Aim: Reproduce every entry that follows word for word, but omit the images.

Provided entries:

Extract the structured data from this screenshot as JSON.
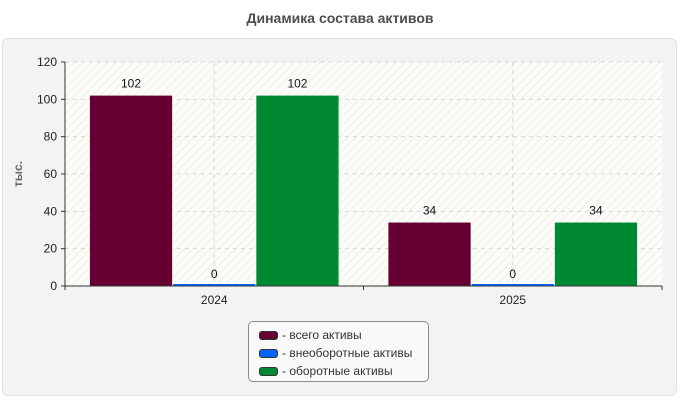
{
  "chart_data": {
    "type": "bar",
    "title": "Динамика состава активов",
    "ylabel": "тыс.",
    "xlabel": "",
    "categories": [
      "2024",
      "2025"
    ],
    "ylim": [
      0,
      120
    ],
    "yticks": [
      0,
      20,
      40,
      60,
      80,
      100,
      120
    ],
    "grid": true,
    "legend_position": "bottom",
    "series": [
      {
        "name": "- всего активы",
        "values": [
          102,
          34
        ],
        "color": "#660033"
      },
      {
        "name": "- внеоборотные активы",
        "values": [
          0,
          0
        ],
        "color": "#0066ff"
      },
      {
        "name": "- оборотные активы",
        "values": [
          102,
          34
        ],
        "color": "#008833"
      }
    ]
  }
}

Complete output:
Extract the structured data from this screenshot as JSON.
{
  "chart_data": {
    "type": "bar",
    "title": "Динамика состава активов",
    "ylabel": "тыс.",
    "xlabel": "",
    "categories": [
      "2024",
      "2025"
    ],
    "ylim": [
      0,
      120
    ],
    "yticks": [
      0,
      20,
      40,
      60,
      80,
      100,
      120
    ],
    "grid": true,
    "legend_position": "bottom",
    "series": [
      {
        "name": "- всего активы",
        "values": [
          102,
          34
        ],
        "color": "#660033"
      },
      {
        "name": "- внеоборотные активы",
        "values": [
          0,
          0
        ],
        "color": "#0066ff"
      },
      {
        "name": "- оборотные активы",
        "values": [
          102,
          34
        ],
        "color": "#008833"
      }
    ]
  }
}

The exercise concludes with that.